## Request
Select every line below containing the word "Designated".

Data entries:

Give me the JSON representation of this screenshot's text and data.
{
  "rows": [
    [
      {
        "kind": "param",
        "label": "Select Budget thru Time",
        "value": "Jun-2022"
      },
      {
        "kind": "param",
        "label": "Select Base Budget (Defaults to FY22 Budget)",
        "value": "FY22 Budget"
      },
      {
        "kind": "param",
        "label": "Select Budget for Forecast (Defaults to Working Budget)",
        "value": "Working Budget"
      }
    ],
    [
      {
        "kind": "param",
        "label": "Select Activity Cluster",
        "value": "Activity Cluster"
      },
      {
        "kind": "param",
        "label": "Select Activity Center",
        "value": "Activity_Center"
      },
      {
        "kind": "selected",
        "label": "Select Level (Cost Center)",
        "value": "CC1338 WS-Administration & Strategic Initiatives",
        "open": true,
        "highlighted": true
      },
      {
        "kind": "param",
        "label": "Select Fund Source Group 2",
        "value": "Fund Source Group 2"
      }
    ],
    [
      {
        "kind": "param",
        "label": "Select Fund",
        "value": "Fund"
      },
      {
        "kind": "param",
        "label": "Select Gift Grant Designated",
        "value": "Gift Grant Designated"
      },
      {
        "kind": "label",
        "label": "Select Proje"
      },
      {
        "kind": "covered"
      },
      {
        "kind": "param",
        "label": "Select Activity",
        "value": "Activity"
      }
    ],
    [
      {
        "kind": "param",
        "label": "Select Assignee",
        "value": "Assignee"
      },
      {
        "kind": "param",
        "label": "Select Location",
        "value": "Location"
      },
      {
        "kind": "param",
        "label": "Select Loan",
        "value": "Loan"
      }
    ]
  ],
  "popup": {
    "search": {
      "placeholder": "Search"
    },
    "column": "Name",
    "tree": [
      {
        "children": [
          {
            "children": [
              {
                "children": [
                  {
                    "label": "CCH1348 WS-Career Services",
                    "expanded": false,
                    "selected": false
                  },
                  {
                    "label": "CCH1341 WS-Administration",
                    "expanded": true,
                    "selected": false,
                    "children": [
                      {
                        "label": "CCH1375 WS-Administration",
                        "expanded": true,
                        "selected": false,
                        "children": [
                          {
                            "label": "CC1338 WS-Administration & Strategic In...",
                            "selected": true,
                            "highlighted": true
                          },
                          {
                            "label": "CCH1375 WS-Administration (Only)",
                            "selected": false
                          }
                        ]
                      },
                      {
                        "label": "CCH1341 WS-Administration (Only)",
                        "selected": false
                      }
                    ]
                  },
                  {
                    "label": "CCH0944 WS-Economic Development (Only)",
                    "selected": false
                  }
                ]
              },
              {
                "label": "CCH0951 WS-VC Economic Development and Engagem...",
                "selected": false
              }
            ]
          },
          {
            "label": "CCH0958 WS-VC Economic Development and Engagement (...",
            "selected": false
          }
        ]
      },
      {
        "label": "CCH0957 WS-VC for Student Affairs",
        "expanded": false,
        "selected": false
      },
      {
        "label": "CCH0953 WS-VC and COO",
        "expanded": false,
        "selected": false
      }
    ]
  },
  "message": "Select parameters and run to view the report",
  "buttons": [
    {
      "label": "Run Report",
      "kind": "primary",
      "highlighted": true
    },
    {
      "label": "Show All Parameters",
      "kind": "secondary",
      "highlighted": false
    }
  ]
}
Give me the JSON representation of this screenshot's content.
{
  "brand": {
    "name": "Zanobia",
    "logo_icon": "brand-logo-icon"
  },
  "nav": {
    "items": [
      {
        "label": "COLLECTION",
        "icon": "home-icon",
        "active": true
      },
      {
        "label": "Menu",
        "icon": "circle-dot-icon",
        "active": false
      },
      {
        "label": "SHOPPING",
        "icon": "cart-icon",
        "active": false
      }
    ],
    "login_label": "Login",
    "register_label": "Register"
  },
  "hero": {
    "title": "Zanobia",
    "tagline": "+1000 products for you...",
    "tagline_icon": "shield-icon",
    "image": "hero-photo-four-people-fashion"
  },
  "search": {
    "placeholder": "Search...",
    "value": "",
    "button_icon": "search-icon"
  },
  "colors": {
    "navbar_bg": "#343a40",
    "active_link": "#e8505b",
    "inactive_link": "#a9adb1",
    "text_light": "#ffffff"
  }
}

## Solution to this problem
        "label": "Select Gift Grant Designated",
        "value": "Gift Grant Designated"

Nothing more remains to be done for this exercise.